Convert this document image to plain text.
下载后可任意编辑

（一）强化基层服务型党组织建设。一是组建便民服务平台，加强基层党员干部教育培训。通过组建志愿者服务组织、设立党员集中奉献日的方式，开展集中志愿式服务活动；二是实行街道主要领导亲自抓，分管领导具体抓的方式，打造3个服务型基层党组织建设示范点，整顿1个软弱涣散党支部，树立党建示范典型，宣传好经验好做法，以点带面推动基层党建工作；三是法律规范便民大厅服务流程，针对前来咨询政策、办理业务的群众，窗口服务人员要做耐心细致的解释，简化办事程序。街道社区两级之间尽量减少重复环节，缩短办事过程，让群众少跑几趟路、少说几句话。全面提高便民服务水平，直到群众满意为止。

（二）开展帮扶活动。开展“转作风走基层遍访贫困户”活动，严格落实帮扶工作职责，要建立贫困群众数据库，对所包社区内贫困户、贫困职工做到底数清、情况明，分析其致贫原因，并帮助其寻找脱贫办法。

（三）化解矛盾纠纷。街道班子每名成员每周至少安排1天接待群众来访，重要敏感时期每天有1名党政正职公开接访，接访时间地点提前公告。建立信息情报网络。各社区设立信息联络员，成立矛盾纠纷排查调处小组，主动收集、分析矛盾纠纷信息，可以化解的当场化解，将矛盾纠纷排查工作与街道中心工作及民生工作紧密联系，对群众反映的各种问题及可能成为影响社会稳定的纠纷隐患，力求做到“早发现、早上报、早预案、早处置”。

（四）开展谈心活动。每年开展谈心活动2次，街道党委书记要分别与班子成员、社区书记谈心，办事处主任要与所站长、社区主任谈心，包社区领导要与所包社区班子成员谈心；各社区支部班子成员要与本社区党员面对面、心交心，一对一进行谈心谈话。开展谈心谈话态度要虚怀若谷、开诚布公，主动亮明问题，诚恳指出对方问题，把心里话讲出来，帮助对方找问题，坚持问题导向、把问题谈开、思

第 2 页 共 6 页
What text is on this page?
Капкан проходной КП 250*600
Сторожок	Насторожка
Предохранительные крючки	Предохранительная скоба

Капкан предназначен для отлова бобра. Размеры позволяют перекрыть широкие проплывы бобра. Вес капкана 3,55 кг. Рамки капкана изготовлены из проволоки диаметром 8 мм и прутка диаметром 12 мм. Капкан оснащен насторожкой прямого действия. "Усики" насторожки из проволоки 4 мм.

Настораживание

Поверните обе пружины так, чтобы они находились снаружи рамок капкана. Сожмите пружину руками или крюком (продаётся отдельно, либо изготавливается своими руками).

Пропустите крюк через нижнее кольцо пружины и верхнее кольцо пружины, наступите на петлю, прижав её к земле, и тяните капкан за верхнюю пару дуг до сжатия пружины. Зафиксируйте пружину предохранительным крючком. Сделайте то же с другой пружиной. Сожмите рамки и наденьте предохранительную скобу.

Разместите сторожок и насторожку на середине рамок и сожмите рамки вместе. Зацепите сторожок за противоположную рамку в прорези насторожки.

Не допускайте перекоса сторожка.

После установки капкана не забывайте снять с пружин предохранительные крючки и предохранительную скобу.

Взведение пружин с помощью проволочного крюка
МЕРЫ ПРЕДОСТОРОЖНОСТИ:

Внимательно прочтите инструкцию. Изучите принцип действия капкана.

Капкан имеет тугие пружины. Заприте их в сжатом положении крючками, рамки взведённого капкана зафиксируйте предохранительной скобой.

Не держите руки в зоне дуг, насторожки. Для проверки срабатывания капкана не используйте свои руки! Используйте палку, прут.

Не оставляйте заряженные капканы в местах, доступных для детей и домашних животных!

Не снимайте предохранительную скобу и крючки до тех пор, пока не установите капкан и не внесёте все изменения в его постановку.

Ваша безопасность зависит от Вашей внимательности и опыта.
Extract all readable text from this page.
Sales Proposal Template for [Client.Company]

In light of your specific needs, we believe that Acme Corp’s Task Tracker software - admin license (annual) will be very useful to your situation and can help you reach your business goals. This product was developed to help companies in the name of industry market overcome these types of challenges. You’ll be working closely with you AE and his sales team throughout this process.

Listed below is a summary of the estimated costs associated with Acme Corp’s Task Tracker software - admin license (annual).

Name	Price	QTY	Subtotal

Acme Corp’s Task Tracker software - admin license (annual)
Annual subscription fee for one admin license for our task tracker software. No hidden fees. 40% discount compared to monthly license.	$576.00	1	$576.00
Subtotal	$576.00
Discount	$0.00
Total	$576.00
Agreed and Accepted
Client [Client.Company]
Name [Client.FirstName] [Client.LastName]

◆ WRITTEN REQUEST ◆
Set every line of the listing down word for word.

◆ COMPLETE RESPONSE ◆
Convert this document image to plain text.
下载后可任意编辑

（一）强化基层服务型党组织建设。一是组建便民服务平台，加强基层党员干部教育培训。通过组建志愿者服务组织、设立党员集中奉献日的方式，开展集中志愿式服务活动；二是实行街道主要领导亲自抓，分管领导具体抓的方式，打造3个服务型基层党组织建设示范点，整顿1个软弱涣散党支部，树立党建示范典型，宣传好经验好做法，以点带面推动基层党建工作；三是法律规范便民大厅服务流程，针对前来咨询政策、办理业务的群众，窗口服务人员要做耐心细致的解释，简化办事程序。街道社区两级之间尽量减少重复环节，缩短办事过程，让群众少跑几趟路、少说几句话。全面提高便民服务水平，直到群众满意为止。

（二）开展帮扶活动。开展“转作风走基层遍访贫困户”活动，严格落实帮扶工作职责，要建立贫困群众数据库，对所包社区内贫困户、贫困职工做到底数清、情况明，分析其致贫原因，并帮助其寻找脱贫办法。

（三）化解矛盾纠纷。街道班子每名成员每周至少安排1天接待群众来访，重要敏感时期每天有1名党政正职公开接访，接访时间地点提前公告。建立信息情报网络。各社区设立信息联络员，成立矛盾纠纷排查调处小组，主动收集、分析矛盾纠纷信息，可以化解的当场化解，将矛盾纠纷排查工作与街道中心工作及民生工作紧密联系，对群众反映的各种问题及可能成为影响社会稳定的纠纷隐患，力求做到“早发现、早上报、早预案、早处置”。

（四）开展谈心活动。每年开展谈心活动2次，街道党委书记要分别与班子成员、社区书记谈心，办事处主任要与所站长、社区主任谈心，包社区领导要与所包社区班子成员谈心；各社区支部班子成员要与本社区党员面对面、心交心，一对一进行谈心谈话。开展谈心谈话态度要虚怀若谷、开诚布公，主动亮明问题，诚恳指出对方问题，把心里话讲出来，帮助对方找问题，坚持问题导向、把问题谈开、思

第 2 页 共 6 页
What text is on this page?
Капкан проходной КП 250*600
Сторожок	Насторожка
Предохранительные крючки	Предохранительная скоба

Капкан предназначен для отлова бобра. Размеры позволяют перекрыть широкие проплывы бобра. Вес капкана 3,55 кг. Рамки капкана изготовлены из проволоки диаметром 8 мм и прутка диаметром 12 мм. Капкан оснащен насторожкой прямого действия. "Усики" насторожки из проволоки 4 мм.

Настораживание

Поверните обе пружины так, чтобы они находились снаружи рамок капкана. Сожмите пружину руками или крюком (продаётся отдельно, либо изготавливается своими руками).

Пропустите крюк через нижнее кольцо пружины и верхнее кольцо пружины, наступите на петлю, прижав её к земле, и тяните капкан за верхнюю пару дуг до сжатия пружины. Зафиксируйте пружину предохранительным крючком. Сделайте то же с другой пружиной. Сожмите рамки и наденьте предохранительную скобу.

Разместите сторожок и насторожку на середине рамок и сожмите рамки вместе. Зацепите сторожок за противоположную рамку в прорези насторожки.

Не допускайте перекоса сторожка.

После установки капкана не забывайте снять с пружин предохранительные крючки и предохранительную скобу.

Взведение пружин с помощью проволочного крюка
МЕРЫ ПРЕДОСТОРОЖНОСТИ:

Внимательно прочтите инструкцию. Изучите принцип действия капкана.

Капкан имеет тугие пружины. Заприте их в сжатом положении крючками, рамки взведённого капкана зафиксируйте предохранительной скобой.

Не держите руки в зоне дуг, насторожки. Для проверки срабатывания капкана не используйте свои руки! Используйте палку, прут.

Не оставляйте заряженные капканы в местах, доступных для детей и домашних животных!

Не снимайте предохранительную скобу и крючки до тех пор, пока не установите капкан и не внесёте все изменения в его постановку.

Ваша безопасность зависит от Вашей внимательности и опыта.
Extract all readable text from this page.
Sales Proposal Template for [Client.Company]

In light of your specific needs, we believe that Acme Corp’s Task Tracker software - admin license (annual) will be very useful to your situation and can help you reach your business goals. This product was developed to help companies in the name of industry market overcome these types of challenges. You’ll be working closely with you AE and his sales team throughout this process.

Listed below is a summary of the estimated costs associated with Acme Corp’s Task Tracker software - admin license (annual).

Name	Price	QTY	Subtotal

Acme Corp’s Task Tracker software - admin license (annual)
Annual subscription fee for one admin license for our task tracker software. No hidden fees. 40% discount compared to monthly license.	$576.00	1	$576.00
Subtotal	$576.00
Discount	$0.00
Total	$576.00
Agreed and Accepted
Client [Client.Company]
Name [Client.FirstName] [Client.LastName]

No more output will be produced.